* START RECORDS FOR THE TASK *
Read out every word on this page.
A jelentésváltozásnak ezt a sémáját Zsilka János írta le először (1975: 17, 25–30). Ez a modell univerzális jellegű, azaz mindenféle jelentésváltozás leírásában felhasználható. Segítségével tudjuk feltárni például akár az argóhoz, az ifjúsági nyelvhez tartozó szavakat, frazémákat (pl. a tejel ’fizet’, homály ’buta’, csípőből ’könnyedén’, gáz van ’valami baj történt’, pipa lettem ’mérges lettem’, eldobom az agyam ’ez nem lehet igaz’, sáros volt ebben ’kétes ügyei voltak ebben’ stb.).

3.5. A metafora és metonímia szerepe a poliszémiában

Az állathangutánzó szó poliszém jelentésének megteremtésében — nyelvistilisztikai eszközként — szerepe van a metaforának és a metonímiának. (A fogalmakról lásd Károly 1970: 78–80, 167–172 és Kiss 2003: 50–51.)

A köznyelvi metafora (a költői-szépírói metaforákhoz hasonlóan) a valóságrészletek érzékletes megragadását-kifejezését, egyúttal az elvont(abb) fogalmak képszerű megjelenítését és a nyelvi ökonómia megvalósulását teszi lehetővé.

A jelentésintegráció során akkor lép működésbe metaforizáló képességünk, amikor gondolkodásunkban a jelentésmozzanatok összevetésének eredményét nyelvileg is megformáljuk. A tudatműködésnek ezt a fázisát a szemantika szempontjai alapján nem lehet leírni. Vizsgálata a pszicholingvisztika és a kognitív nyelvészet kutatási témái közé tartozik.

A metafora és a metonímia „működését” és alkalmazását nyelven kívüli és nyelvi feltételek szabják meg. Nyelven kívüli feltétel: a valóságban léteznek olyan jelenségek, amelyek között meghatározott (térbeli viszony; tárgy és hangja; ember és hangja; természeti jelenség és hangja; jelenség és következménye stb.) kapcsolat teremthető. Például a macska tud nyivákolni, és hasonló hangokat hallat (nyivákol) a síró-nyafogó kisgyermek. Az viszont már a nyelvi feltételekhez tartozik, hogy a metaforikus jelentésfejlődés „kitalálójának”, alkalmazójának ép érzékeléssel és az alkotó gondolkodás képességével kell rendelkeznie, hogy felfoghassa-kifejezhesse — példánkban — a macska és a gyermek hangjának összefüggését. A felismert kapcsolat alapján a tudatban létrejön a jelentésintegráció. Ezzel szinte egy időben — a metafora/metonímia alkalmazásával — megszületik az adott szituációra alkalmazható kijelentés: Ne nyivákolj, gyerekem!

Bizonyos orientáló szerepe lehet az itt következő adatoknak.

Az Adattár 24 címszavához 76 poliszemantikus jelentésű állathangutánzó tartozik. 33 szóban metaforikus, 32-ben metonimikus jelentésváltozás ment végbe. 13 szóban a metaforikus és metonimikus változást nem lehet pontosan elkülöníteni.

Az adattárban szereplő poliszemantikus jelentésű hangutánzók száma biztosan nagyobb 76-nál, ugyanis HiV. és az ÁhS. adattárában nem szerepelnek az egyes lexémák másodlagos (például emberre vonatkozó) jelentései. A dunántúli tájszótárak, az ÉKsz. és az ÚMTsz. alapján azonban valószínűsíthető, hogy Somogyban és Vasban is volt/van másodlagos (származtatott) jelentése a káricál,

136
* END RECORDS FOR THE TASK *
# WHAT IS NEEDED
Your task is to quote all of the data word for word.

# RIGHT ANSWER
Read out every word on this page.
A jelentésváltozásnak ezt a sémáját Zsilka János írta le először (1975: 17, 25–30). Ez a modell univerzális jellegű, azaz mindenféle jelentésváltozás leírásában felhasználható. Segítségével tudjuk feltárni például akár az argóhoz, az ifjúsági nyelvhez tartozó szavakat, frazémákat (pl. a tejel ’fizet’, homály ’buta’, csípőből ’könnyedén’, gáz van ’valami baj történt’, pipa lettem ’mérges lettem’, eldobom az agyam ’ez nem lehet igaz’, sáros volt ebben ’kétes ügyei voltak ebben’ stb.).

3.5. A metafora és metonímia szerepe a poliszémiában

Az állathangutánzó szó poliszém jelentésének megteremtésében — nyelvistilisztikai eszközként — szerepe van a metaforának és a metonímiának. (A fogalmakról lásd Károly 1970: 78–80, 167–172 és Kiss 2003: 50–51.)

A köznyelvi metafora (a költői-szépírói metaforákhoz hasonlóan) a valóságrészletek érzékletes megragadását-kifejezését, egyúttal az elvont(abb) fogalmak képszerű megjelenítését és a nyelvi ökonómia megvalósulását teszi lehetővé.

A jelentésintegráció során akkor lép működésbe metaforizáló képességünk, amikor gondolkodásunkban a jelentésmozzanatok összevetésének eredményét nyelvileg is megformáljuk. A tudatműködésnek ezt a fázisát a szemantika szempontjai alapján nem lehet leírni. Vizsgálata a pszicholingvisztika és a kognitív nyelvészet kutatási témái közé tartozik.

A metafora és a metonímia „működését” és alkalmazását nyelven kívüli és nyelvi feltételek szabják meg. Nyelven kívüli feltétel: a valóságban léteznek olyan jelenségek, amelyek között meghatározott (térbeli viszony; tárgy és hangja; ember és hangja; természeti jelenség és hangja; jelenség és következménye stb.) kapcsolat teremthető. Például a macska tud nyivákolni, és hasonló hangokat hallat (nyivákol) a síró-nyafogó kisgyermek. Az viszont már a nyelvi feltételekhez tartozik, hogy a metaforikus jelentésfejlődés „kitalálójának”, alkalmazójának ép érzékeléssel és az alkotó gondolkodás képességével kell rendelkeznie, hogy felfoghassa-kifejezhesse — példánkban — a macska és a gyermek hangjának összefüggését. A felismert kapcsolat alapján a tudatban létrejön a jelentésintegráció. Ezzel szinte egy időben — a metafora/metonímia alkalmazásával — megszületik az adott szituációra alkalmazható kijelentés: Ne nyivákolj, gyerekem!

Bizonyos orientáló szerepe lehet az itt következő adatoknak.

Az Adattár 24 címszavához 76 poliszemantikus jelentésű állathangutánzó tartozik. 33 szóban metaforikus, 32-ben metonimikus jelentésváltozás ment végbe. 13 szóban a metaforikus és metonimikus változást nem lehet pontosan elkülöníteni.

Az adattárban szereplő poliszemantikus jelentésű hangutánzók száma biztosan nagyobb 76-nál, ugyanis HiV. és az ÁhS. adattárában nem szerepelnek az egyes lexémák másodlagos (például emberre vonatkozó) jelentései. A dunántúli tájszótárak, az ÉKsz. és az ÚMTsz. alapján azonban valószínűsíthető, hogy Somogyban és Vasban is volt/van másodlagos (származtatott) jelentése a káricál,

136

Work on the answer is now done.